- GIVEN PROBLEM:
Write out all lines holding the word "center".

- Records from a collection:

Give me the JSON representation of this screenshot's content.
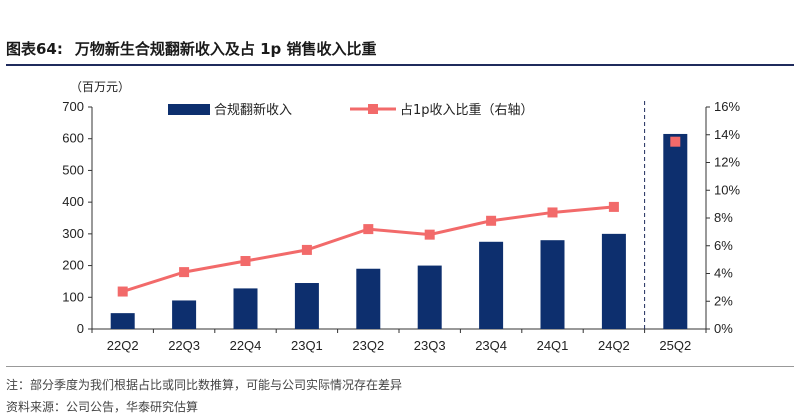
{
  "header": {
    "figure_label": "图表64:",
    "figure_title": "万物新生合规翻新收入及占 1p 销售收入比重"
  },
  "footer": {
    "note": "注：部分季度为我们根据占比或同比数推算，可能与公司实际情况存在差异",
    "source": "资料来源：公司公告，华泰研究估算"
  },
  "colors": {
    "bar": "#0d2f6e",
    "line": "#f26a6a",
    "marker": "#f26a6a",
    "divider": "#1f2b5c"
  },
  "chart_data": {
    "type": "bar+line",
    "title": "",
    "left_axis_unit": "（百万元）",
    "categories": [
      "22Q2",
      "22Q3",
      "22Q4",
      "23Q1",
      "23Q2",
      "23Q3",
      "23Q4",
      "24Q1",
      "24Q2",
      "25Q2"
    ],
    "series": [
      {
        "name": "合规翻新收入",
        "type": "bar",
        "axis": "left",
        "values": [
          50,
          90,
          128,
          145,
          190,
          200,
          275,
          280,
          300,
          615
        ]
      },
      {
        "name": "占1p收入比重（右轴）",
        "type": "line",
        "axis": "right",
        "values": [
          2.7,
          4.1,
          4.9,
          5.7,
          7.2,
          6.8,
          7.8,
          8.4,
          8.8,
          13.5
        ],
        "line_breaks_before": [
          9
        ]
      }
    ],
    "ylim_left": [
      0,
      700
    ],
    "yticks_left": [
      "0",
      "100",
      "200",
      "300",
      "400",
      "500",
      "600",
      "700"
    ],
    "ylim_right": [
      0,
      16
    ],
    "yticks_right": [
      "0%",
      "2%",
      "4%",
      "6%",
      "8%",
      "10%",
      "12%",
      "14%",
      "16%"
    ],
    "legend_position": "top",
    "grid": false,
    "vertical_divider_before_category": "25Q2"
  }
}
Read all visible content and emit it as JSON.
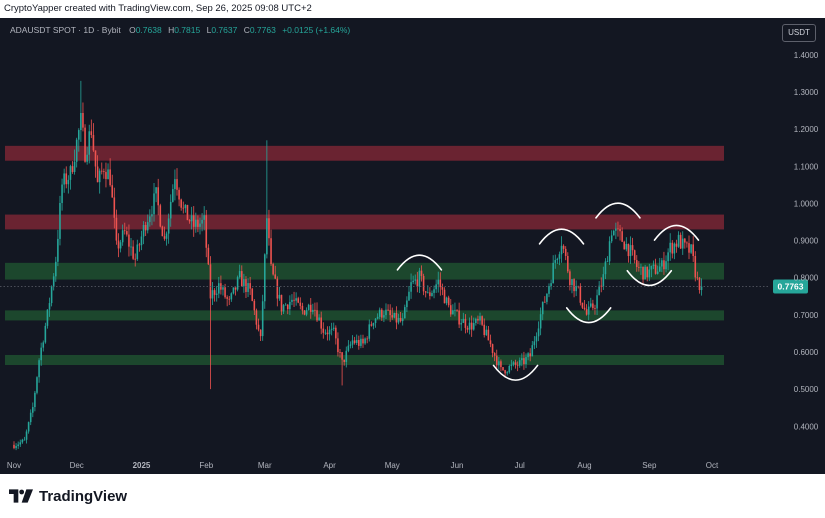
{
  "header": {
    "watermark": "CryptoYapper created with TradingView.com, Sep 26, 2025 09:08 UTC+2"
  },
  "legend": {
    "symbol": "ADAUSDT SPOT · 1D · Bybit",
    "open_label": "O",
    "open": "0.7638",
    "high_label": "H",
    "high": "0.7815",
    "low_label": "L",
    "low": "0.7637",
    "close_label": "C",
    "close": "0.7763",
    "change": "+0.0125 (+1.64%)"
  },
  "currency": "USDT",
  "last_price_label": "0.7763",
  "footer": {
    "brand": "TradingView"
  },
  "colors": {
    "background": "#131722",
    "up": "#26a69a",
    "down": "#ef5350",
    "resistance_zone": "#7a2634",
    "support_zone": "#1e4d2f",
    "price_tag": "#26a69a"
  },
  "chart_data": {
    "type": "candlestick",
    "symbol": "ADAUSDT",
    "timeframe": "1D",
    "x_tick_labels": [
      "Nov",
      "Dec",
      "2025",
      "Feb",
      "Mar",
      "Apr",
      "May",
      "Jun",
      "Jul",
      "Aug",
      "Sep",
      "Oct"
    ],
    "y_tick_labels": [
      "1.4000",
      "1.3000",
      "1.2000",
      "1.1000",
      "1.0000",
      "0.9000",
      "0.8000",
      "0.7000",
      "0.6000",
      "0.5000",
      "0.4000"
    ],
    "ylim": [
      0.32,
      1.44
    ],
    "last_price": 0.7763,
    "price_path": [
      [
        "2024-11-01",
        0.35
      ],
      [
        "2024-11-06",
        0.36
      ],
      [
        "2024-11-10",
        0.45
      ],
      [
        "2024-11-13",
        0.58
      ],
      [
        "2024-11-17",
        0.7
      ],
      [
        "2024-11-21",
        0.85
      ],
      [
        "2024-11-24",
        1.05
      ],
      [
        "2024-11-28",
        1.08
      ],
      [
        "2024-12-03",
        1.22
      ],
      [
        "2024-12-05",
        1.14
      ],
      [
        "2024-12-08",
        1.2
      ],
      [
        "2024-12-11",
        1.05
      ],
      [
        "2024-12-14",
        1.1
      ],
      [
        "2024-12-17",
        1.07
      ],
      [
        "2024-12-20",
        0.88
      ],
      [
        "2024-12-24",
        0.92
      ],
      [
        "2024-12-29",
        0.85
      ],
      [
        "2025-01-03",
        0.95
      ],
      [
        "2025-01-08",
        1.02
      ],
      [
        "2025-01-12",
        0.9
      ],
      [
        "2025-01-17",
        1.08
      ],
      [
        "2025-01-21",
        0.98
      ],
      [
        "2025-01-26",
        0.94
      ],
      [
        "2025-01-31",
        0.95
      ],
      [
        "2025-02-03",
        0.75
      ],
      [
        "2025-02-07",
        0.78
      ],
      [
        "2025-02-12",
        0.73
      ],
      [
        "2025-02-17",
        0.8
      ],
      [
        "2025-02-22",
        0.76
      ],
      [
        "2025-02-27",
        0.63
      ],
      [
        "2025-03-02",
        0.96
      ],
      [
        "2025-03-04",
        0.82
      ],
      [
        "2025-03-09",
        0.72
      ],
      [
        "2025-03-14",
        0.74
      ],
      [
        "2025-03-19",
        0.71
      ],
      [
        "2025-03-24",
        0.73
      ],
      [
        "2025-03-29",
        0.66
      ],
      [
        "2025-04-03",
        0.65
      ],
      [
        "2025-04-07",
        0.57
      ],
      [
        "2025-04-12",
        0.63
      ],
      [
        "2025-04-17",
        0.62
      ],
      [
        "2025-04-22",
        0.69
      ],
      [
        "2025-04-27",
        0.71
      ],
      [
        "2025-05-01",
        0.69
      ],
      [
        "2025-05-06",
        0.68
      ],
      [
        "2025-05-10",
        0.78
      ],
      [
        "2025-05-14",
        0.8
      ],
      [
        "2025-05-18",
        0.75
      ],
      [
        "2025-05-23",
        0.79
      ],
      [
        "2025-05-28",
        0.72
      ],
      [
        "2025-06-02",
        0.69
      ],
      [
        "2025-06-07",
        0.67
      ],
      [
        "2025-06-12",
        0.68
      ],
      [
        "2025-06-17",
        0.62
      ],
      [
        "2025-06-22",
        0.55
      ],
      [
        "2025-06-27",
        0.56
      ],
      [
        "2025-07-02",
        0.57
      ],
      [
        "2025-07-06",
        0.59
      ],
      [
        "2025-07-10",
        0.68
      ],
      [
        "2025-07-14",
        0.76
      ],
      [
        "2025-07-18",
        0.85
      ],
      [
        "2025-07-21",
        0.9
      ],
      [
        "2025-07-25",
        0.8
      ],
      [
        "2025-07-29",
        0.76
      ],
      [
        "2025-08-02",
        0.7
      ],
      [
        "2025-08-06",
        0.73
      ],
      [
        "2025-08-10",
        0.8
      ],
      [
        "2025-08-14",
        0.93
      ],
      [
        "2025-08-18",
        0.91
      ],
      [
        "2025-08-22",
        0.88
      ],
      [
        "2025-08-26",
        0.83
      ],
      [
        "2025-08-30",
        0.81
      ],
      [
        "2025-09-03",
        0.82
      ],
      [
        "2025-09-07",
        0.83
      ],
      [
        "2025-09-11",
        0.88
      ],
      [
        "2025-09-15",
        0.9
      ],
      [
        "2025-09-18",
        0.88
      ],
      [
        "2025-09-21",
        0.87
      ],
      [
        "2025-09-24",
        0.79
      ],
      [
        "2025-09-26",
        0.7763
      ]
    ],
    "zones": [
      {
        "kind": "resistance",
        "from": 1.115,
        "to": 1.155
      },
      {
        "kind": "resistance",
        "from": 0.93,
        "to": 0.97
      },
      {
        "kind": "support",
        "from": 0.795,
        "to": 0.84
      },
      {
        "kind": "support",
        "from": 0.685,
        "to": 0.712
      },
      {
        "kind": "support",
        "from": 0.565,
        "to": 0.592
      }
    ],
    "arc_annotations": [
      {
        "center": "2025-05-14",
        "level": 0.84,
        "shape": "cap"
      },
      {
        "center": "2025-06-29",
        "level": 0.545,
        "shape": "cup"
      },
      {
        "center": "2025-07-21",
        "level": 0.91,
        "shape": "cap"
      },
      {
        "center": "2025-08-03",
        "level": 0.7,
        "shape": "cup"
      },
      {
        "center": "2025-08-17",
        "level": 0.98,
        "shape": "cap"
      },
      {
        "center": "2025-09-01",
        "level": 0.8,
        "shape": "cup"
      },
      {
        "center": "2025-09-14",
        "level": 0.92,
        "shape": "cap"
      }
    ],
    "grid": false,
    "legend_position": "top-left"
  }
}
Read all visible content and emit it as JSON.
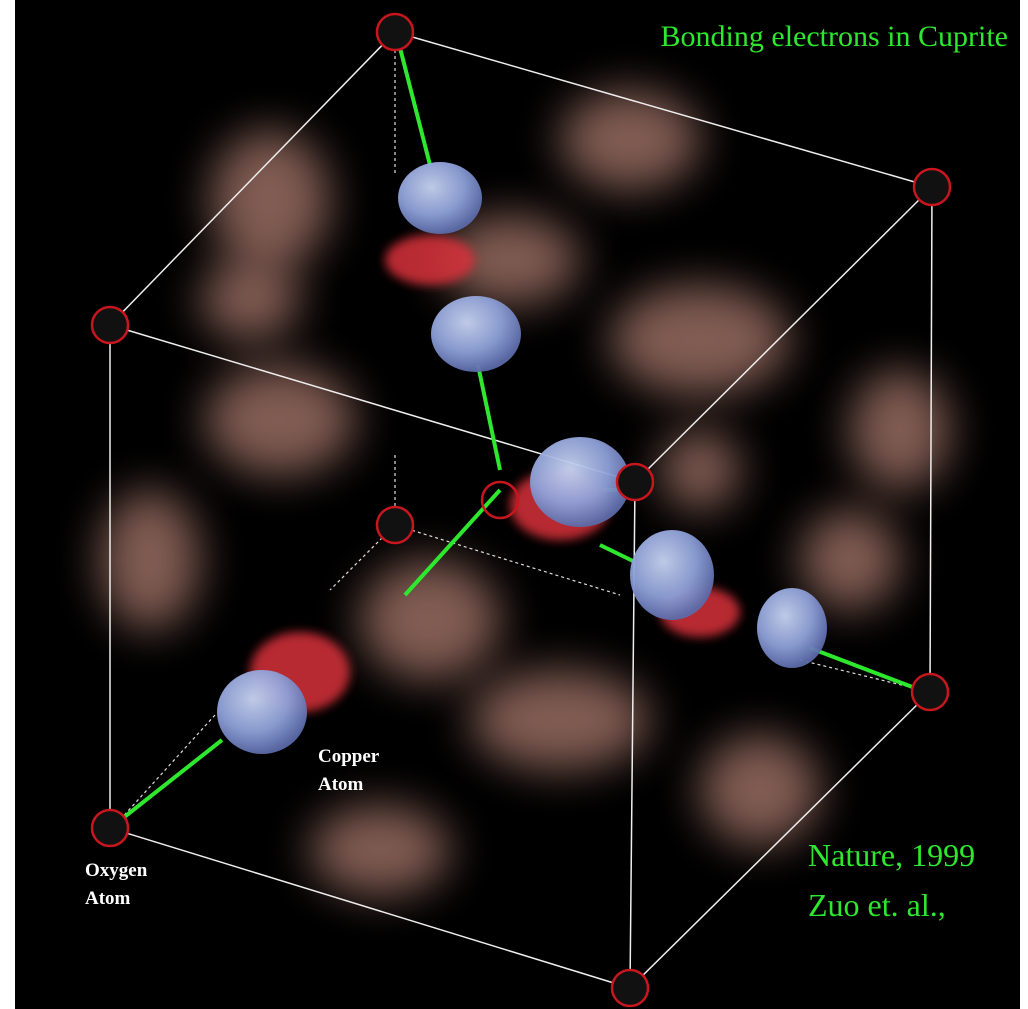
{
  "title": "Bonding electrons in Cuprite",
  "labels": {
    "copper": [
      "Copper",
      "Atom"
    ],
    "oxygen": [
      "Oxygen",
      "Atom"
    ]
  },
  "citation": [
    "Nature, 1999",
    "Zuo et. al.,"
  ]
}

- COMPLETE ANSWER:
        "center": "2025-05-14",
        "center": "2025-06-29",
        "center": "2025-07-21",
        "center": "2025-08-03",
        "center": "2025-08-17",
        "center": "2025-09-01",
        "center": "2025-09-14",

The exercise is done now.